**INFORMATION GIVEN:**
----------------------------------------

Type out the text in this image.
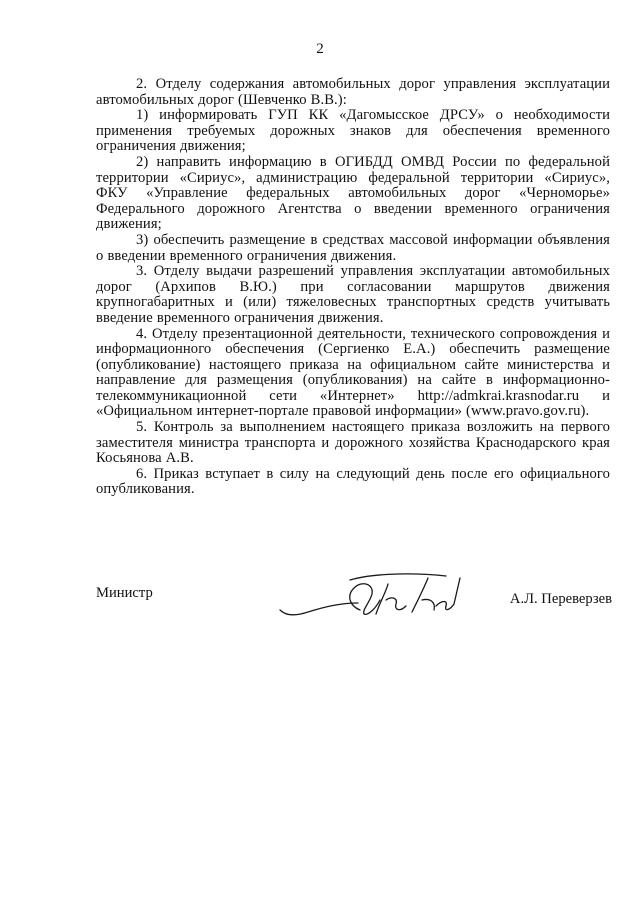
2

2. Отделу содержания автомобильных дорог управления эксплуатации автомобильных дорог (Шевченко В.В.):

1) информировать ГУП КК «Дагомысское ДРСУ» о необходимости применения требуемых дорожных знаков для обеспечения временного ограничения движения;

2) направить информацию в ОГИБДД ОМВД России по федеральной территории «Сириус», администрацию федеральной территории «Сириус», ФКУ «Управление федеральных автомобильных дорог «Черноморье» Федерального дорожного Агентства о введении временного ограничения движения;

3) обеспечить размещение в средствах массовой информации объявления о введении временного ограничения движения.

3. Отделу выдачи разрешений управления эксплуатации автомобильных дорог (Архипов В.Ю.) при согласовании маршрутов движения крупногабаритных и (или) тяжеловесных транспортных средств учитывать введение временного ограничения движения.

4. Отделу презентационной деятельности, технического сопровождения и информационного обеспечения (Сергиенко Е.А.) обеспечить размещение (опубликование) настоящего приказа на официальном сайте министерства и направление для размещения (опубликования) на сайте в информационно-телекоммуникационной сети «Интернет» http://admkrai.krasnodar.ru и «Официальном интернет-портале правовой информации» (www.pravo.gov.ru).

5. Контроль за выполнением настоящего приказа возложить на первого заместителя министра транспорта и дорожного хозяйства Краснодарского края Косьянова А.В.

6. Приказ вступает в силу на следующий день после его официального опубликования.

Министр	А.Л. Переверзев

----------------------------------------

**WORK TO DO:** Copy each line in full and exactly, omitting any picture.

**ANSWER IN FULL:**
Type out the text in this image.
2

2. Отделу содержания автомобильных дорог управления эксплуатации автомобильных дорог (Шевченко В.В.):

1) информировать ГУП КК «Дагомысское ДРСУ» о необходимости применения требуемых дорожных знаков для обеспечения временного ограничения движения;

2) направить информацию в ОГИБДД ОМВД России по федеральной территории «Сириус», администрацию федеральной территории «Сириус», ФКУ «Управление федеральных автомобильных дорог «Черноморье» Федерального дорожного Агентства о введении временного ограничения движения;

3) обеспечить размещение в средствах массовой информации объявления о введении временного ограничения движения.

3. Отделу выдачи разрешений управления эксплуатации автомобильных дорог (Архипов В.Ю.) при согласовании маршрутов движения крупногабаритных и (или) тяжеловесных транспортных средств учитывать введение временного ограничения движения.

4. Отделу презентационной деятельности, технического сопровождения и информационного обеспечения (Сергиенко Е.А.) обеспечить размещение (опубликование) настоящего приказа на официальном сайте министерства и направление для размещения (опубликования) на сайте в информационно-телекоммуникационной сети «Интернет» http://admkrai.krasnodar.ru и «Официальном интернет-портале правовой информации» (www.pravo.gov.ru).

5. Контроль за выполнением настоящего приказа возложить на первого заместителя министра транспорта и дорожного хозяйства Краснодарского края Косьянова А.В.

6. Приказ вступает в силу на следующий день после его официального опубликования.

Министр	А.Л. Переверзев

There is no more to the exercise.